# [Consigne]
Réécris l'extrait du passage qui va de « Il y a eu une » jusqu'à « des années 2000-2010. », en mettant « rapprochement » à la place de « parallèle ».

Khiari et les Indigènes de la République questionnent toutes les évidences les plus progressistes, dont le féminisme… C’est un choc frontal avec la plupart des évidences qui font l’univers des mouvements de gauche et de gauche radicale.

Féminismes et mouvements émancipateurs en question

Sadri Khiari n’est pas le seul auteur phare du PIR. Les Féministes blanches et l’empire de Félix Boggio Ewanjé-Epee et Stella Magliani-Belkacem est un des ouvrages contribuant à la remise en question du féminisme. Pour les auteurs, «le féminisme français est en crise» car «marqué par des contradictions, des ambivalences, des points aveugles, notamment quant à la question décoloniale et raciale». Ils se réfèrent, par exemple, aux TumulTueuses, groupe se revendiquant «des féministes anti-colonialistes, pro-sexe, trans et lesbien».

Il y a eu une République coloniale. C’est un fait. Les Indigènes de la République en font la matrice d’explication de nos politiques. Ainsi, Boggio Ewanjé-Epee et Magliani-Belkacem font un parallèle entre une «cérémonie de dévoilement», présidée par Mesdames Salan –femme du Général Raoul Salan– et Massu –femme du Général Jacques Massu– et la loi contre le voile. Il y aurait une continuité entre ces pratiques datant de la guerre d’Algérie et la France des années 2000-2010.

# [Données]
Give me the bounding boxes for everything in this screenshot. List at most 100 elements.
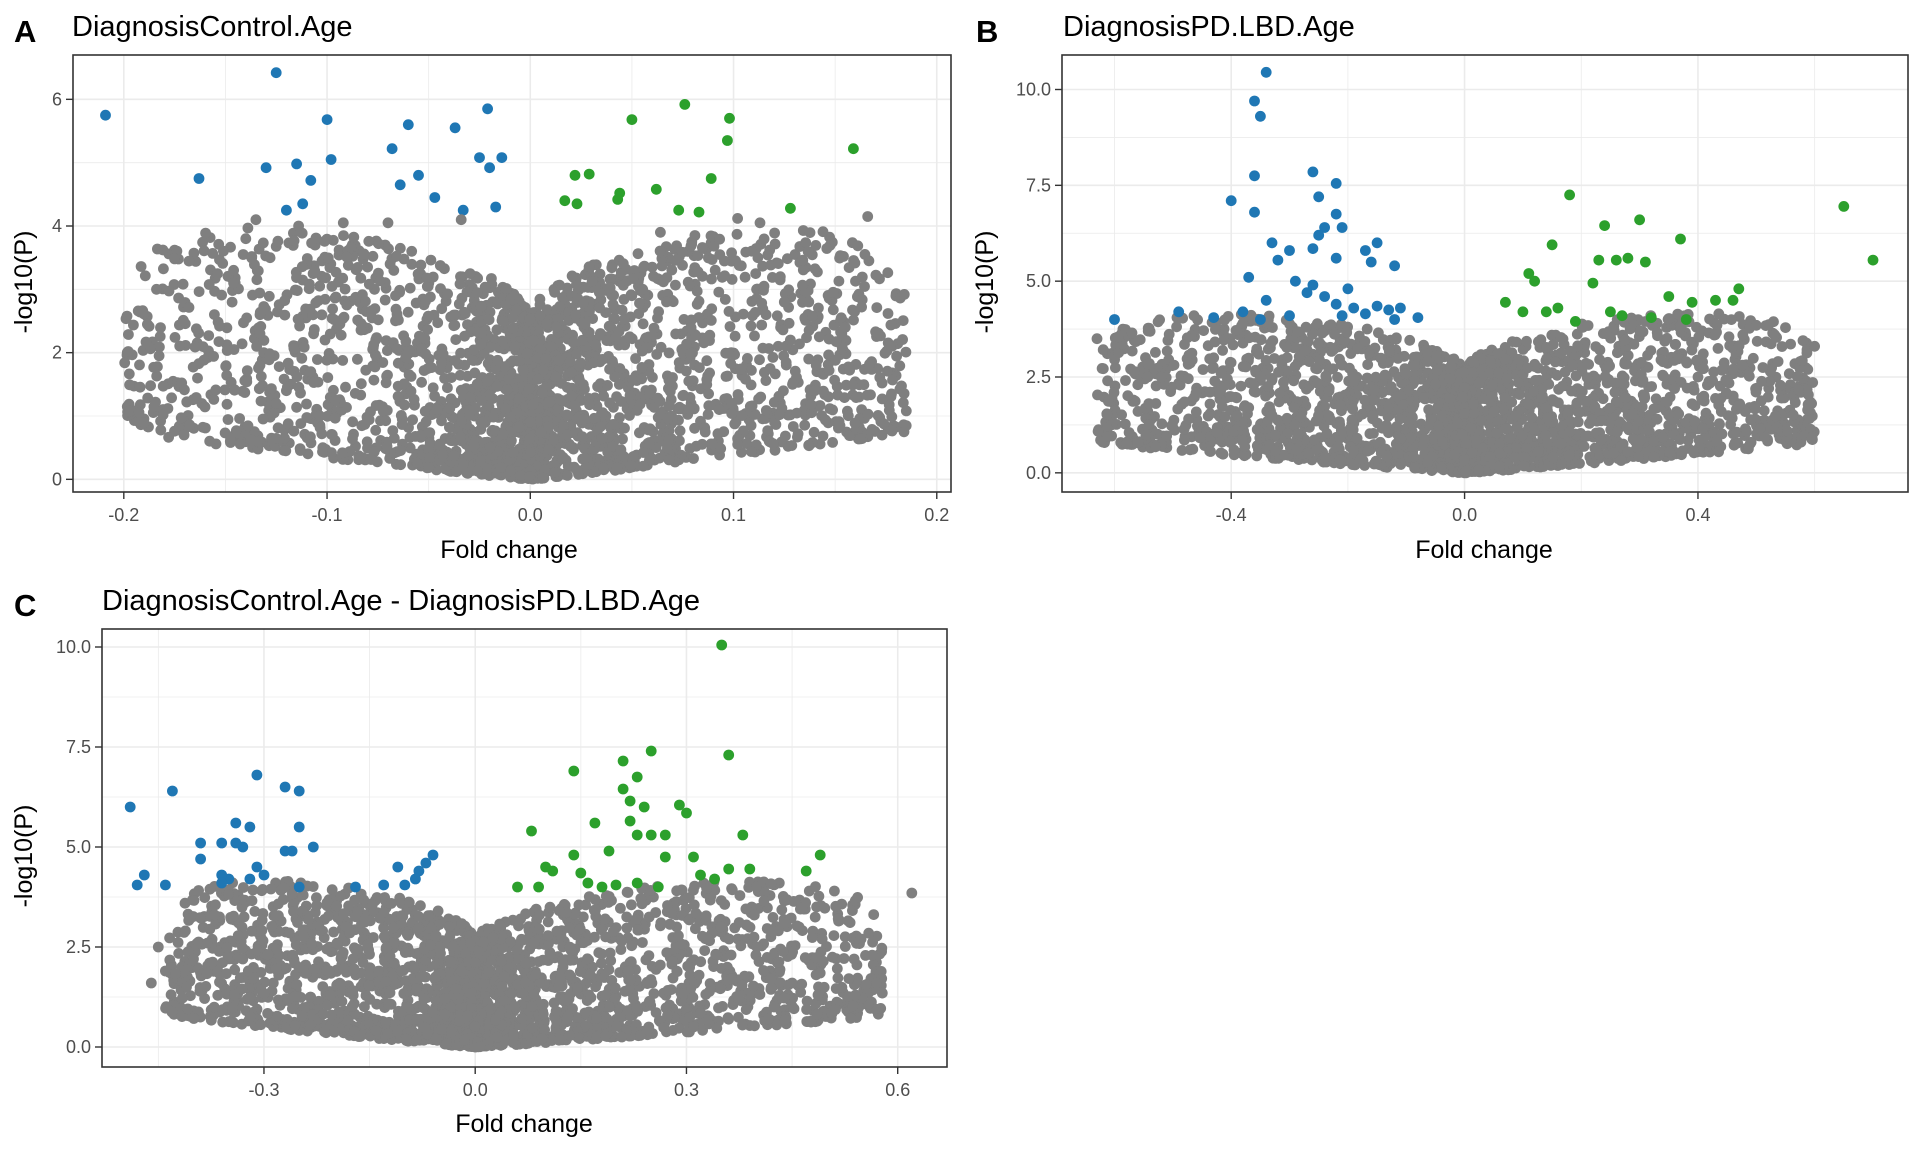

# [Solution]
Il y a eu une République coloniale. C’est un fait. Les Indigènes de la République en font la matrice d’explication de nos politiques. Ainsi, Boggio Ewanjé-Epee et Magliani-Belkacem font un rapprochement entre une «cérémonie de dévoilement», présidée par Mesdames Salan –femme du Général Raoul Salan– et Massu –femme du Général Jacques Massu– et la loi contre le voile. Il y aurait une continuité entre ces pratiques datant de la guerre d’Algérie et la France des années 2000-2010.